What the task asks → Copy each line of the entries that contains the word "name".

START Records supplied

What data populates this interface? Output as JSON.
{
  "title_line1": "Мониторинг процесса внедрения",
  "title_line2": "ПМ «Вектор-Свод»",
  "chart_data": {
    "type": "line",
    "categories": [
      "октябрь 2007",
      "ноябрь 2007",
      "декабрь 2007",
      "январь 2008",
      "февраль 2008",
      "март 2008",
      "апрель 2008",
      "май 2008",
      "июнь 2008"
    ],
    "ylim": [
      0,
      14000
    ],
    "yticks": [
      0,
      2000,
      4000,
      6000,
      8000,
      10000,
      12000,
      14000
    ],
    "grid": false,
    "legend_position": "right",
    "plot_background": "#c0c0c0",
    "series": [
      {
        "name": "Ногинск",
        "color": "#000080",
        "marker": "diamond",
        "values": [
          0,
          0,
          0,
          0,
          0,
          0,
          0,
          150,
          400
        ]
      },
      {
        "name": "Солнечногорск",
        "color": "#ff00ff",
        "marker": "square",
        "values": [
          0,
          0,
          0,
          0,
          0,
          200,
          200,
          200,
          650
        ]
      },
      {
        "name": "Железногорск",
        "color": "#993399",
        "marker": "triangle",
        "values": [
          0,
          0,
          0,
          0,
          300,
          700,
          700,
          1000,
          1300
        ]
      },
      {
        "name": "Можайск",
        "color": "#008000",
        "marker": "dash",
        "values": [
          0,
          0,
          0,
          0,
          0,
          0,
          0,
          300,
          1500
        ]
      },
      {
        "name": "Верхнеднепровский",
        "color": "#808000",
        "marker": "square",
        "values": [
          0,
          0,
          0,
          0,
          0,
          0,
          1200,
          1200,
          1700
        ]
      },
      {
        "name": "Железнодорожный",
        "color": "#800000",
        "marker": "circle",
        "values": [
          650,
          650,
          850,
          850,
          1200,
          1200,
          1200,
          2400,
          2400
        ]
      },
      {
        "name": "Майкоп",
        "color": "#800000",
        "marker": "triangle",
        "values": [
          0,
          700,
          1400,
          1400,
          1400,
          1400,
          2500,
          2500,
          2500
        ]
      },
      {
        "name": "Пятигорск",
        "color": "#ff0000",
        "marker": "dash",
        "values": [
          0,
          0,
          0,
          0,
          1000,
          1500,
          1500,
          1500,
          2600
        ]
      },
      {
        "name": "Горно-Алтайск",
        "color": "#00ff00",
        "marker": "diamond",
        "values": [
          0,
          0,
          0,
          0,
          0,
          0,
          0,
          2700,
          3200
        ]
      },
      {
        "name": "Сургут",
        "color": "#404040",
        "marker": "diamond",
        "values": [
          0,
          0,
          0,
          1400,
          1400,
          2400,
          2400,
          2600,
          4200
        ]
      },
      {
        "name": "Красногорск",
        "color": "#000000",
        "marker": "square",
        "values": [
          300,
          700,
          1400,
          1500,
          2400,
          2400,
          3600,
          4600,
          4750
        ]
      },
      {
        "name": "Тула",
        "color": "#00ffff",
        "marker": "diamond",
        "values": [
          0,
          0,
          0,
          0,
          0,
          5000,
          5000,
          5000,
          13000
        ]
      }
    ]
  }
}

END Records supplied

Written solution →
        "name": "Ногинск",
        "name": "Солнечногорск",
        "name": "Железногорск",
        "name": "Можайск",
        "name": "Верхнеднепровский",
        "name": "Железнодорожный",
        "name": "Майкоп",
        "name": "Пятигорск",
        "name": "Горно-Алтайск",
        "name": "Сургут",
        "name": "Красногорск",
        "name": "Тула",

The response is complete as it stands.